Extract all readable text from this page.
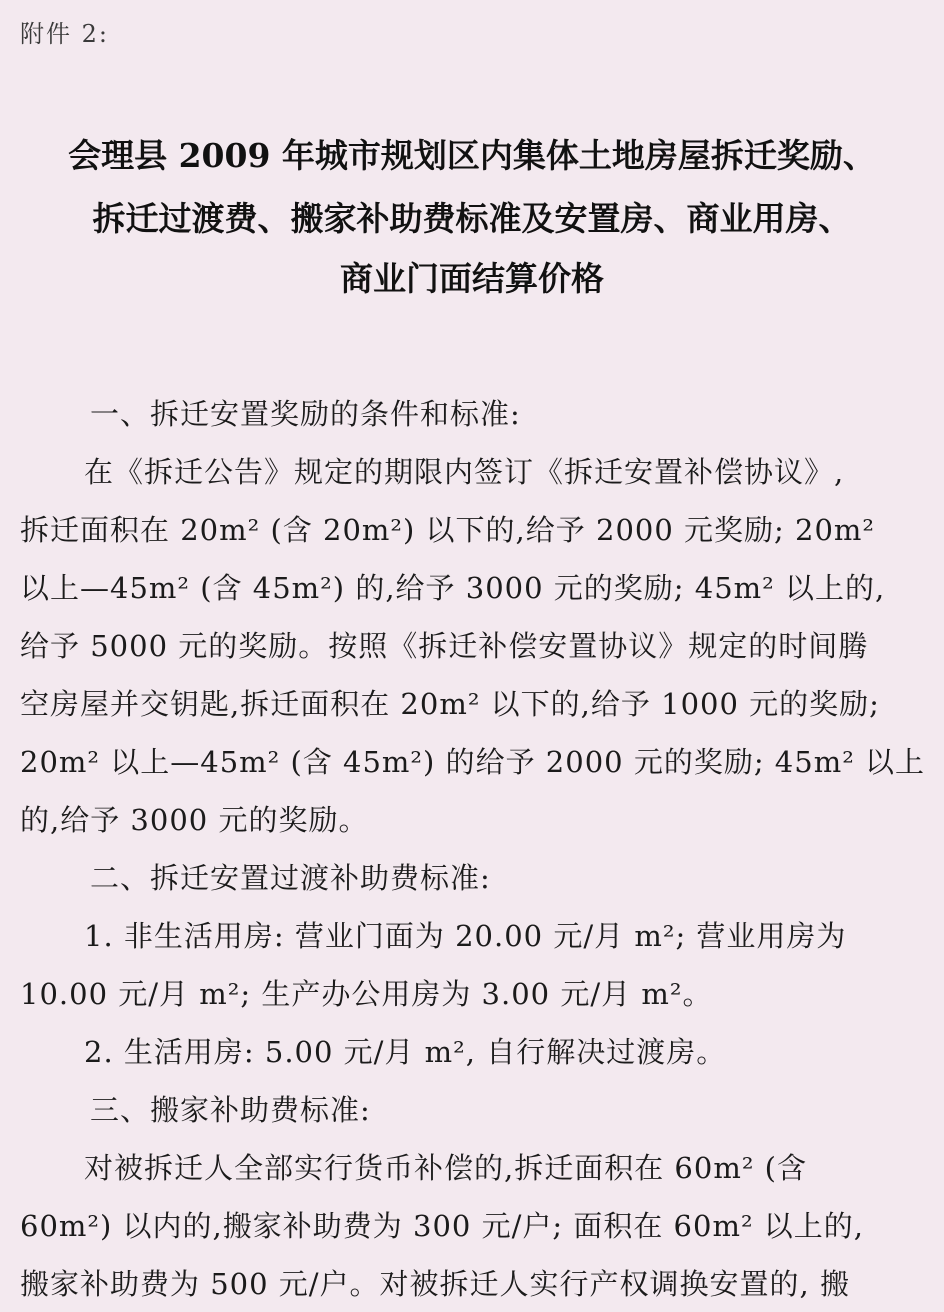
附件 2:
会理县 2009 年城市规划区内集体土地房屋拆迁奖励、
拆迁过渡费、搬家补助费标准及安置房、商业用房、
商业门面结算价格
一、拆迁安置奖励的条件和标准:
在《拆迁公告》规定的期限内签订《拆迁安置补偿协议》,
拆迁面积在 20m² (含 20m²) 以下的,给予 2000 元奖励; 20m²
以上—45m² (含 45m²) 的,给予 3000 元的奖励; 45m² 以上的,
给予 5000 元的奖励。按照《拆迁补偿安置协议》规定的时间腾
空房屋并交钥匙,拆迁面积在 20m² 以下的,给予 1000 元的奖励;
20m² 以上—45m² (含 45m²) 的给予 2000 元的奖励; 45m² 以上
的,给予 3000 元的奖励。
二、拆迁安置过渡补助费标准:
1. 非生活用房: 营业门面为 20.00 元/月 m²; 营业用房为
10.00 元/月 m²; 生产办公用房为 3.00 元/月 m²。
2. 生活用房: 5.00 元/月 m², 自行解决过渡房。
三、搬家补助费标准:
对被拆迁人全部实行货币补偿的,拆迁面积在 60m² (含
60m²) 以内的,搬家补助费为 300 元/户; 面积在 60m² 以上的,
搬家补助费为 500 元/户。对被拆迁人实行产权调换安置的, 搬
----------------------------------------
#### [Aim]
Quote the records above in full, dropping each picture.

#### [Complete response]
Extract all readable text from this page.
附件 2:
会理县 2009 年城市规划区内集体土地房屋拆迁奖励、
拆迁过渡费、搬家补助费标准及安置房、商业用房、
商业门面结算价格
一、拆迁安置奖励的条件和标准:
在《拆迁公告》规定的期限内签订《拆迁安置补偿协议》,
拆迁面积在 20m² (含 20m²) 以下的,给予 2000 元奖励; 20m²
以上—45m² (含 45m²) 的,给予 3000 元的奖励; 45m² 以上的,
给予 5000 元的奖励。按照《拆迁补偿安置协议》规定的时间腾
空房屋并交钥匙,拆迁面积在 20m² 以下的,给予 1000 元的奖励;
20m² 以上—45m² (含 45m²) 的给予 2000 元的奖励; 45m² 以上
的,给予 3000 元的奖励。
二、拆迁安置过渡补助费标准:
1. 非生活用房: 营业门面为 20.00 元/月 m²; 营业用房为
10.00 元/月 m²; 生产办公用房为 3.00 元/月 m²。
2. 生活用房: 5.00 元/月 m², 自行解决过渡房。
三、搬家补助费标准:
对被拆迁人全部实行货币补偿的,拆迁面积在 60m² (含
60m²) 以内的,搬家补助费为 300 元/户; 面积在 60m² 以上的,
搬家补助费为 500 元/户。对被拆迁人实行产权调换安置的, 搬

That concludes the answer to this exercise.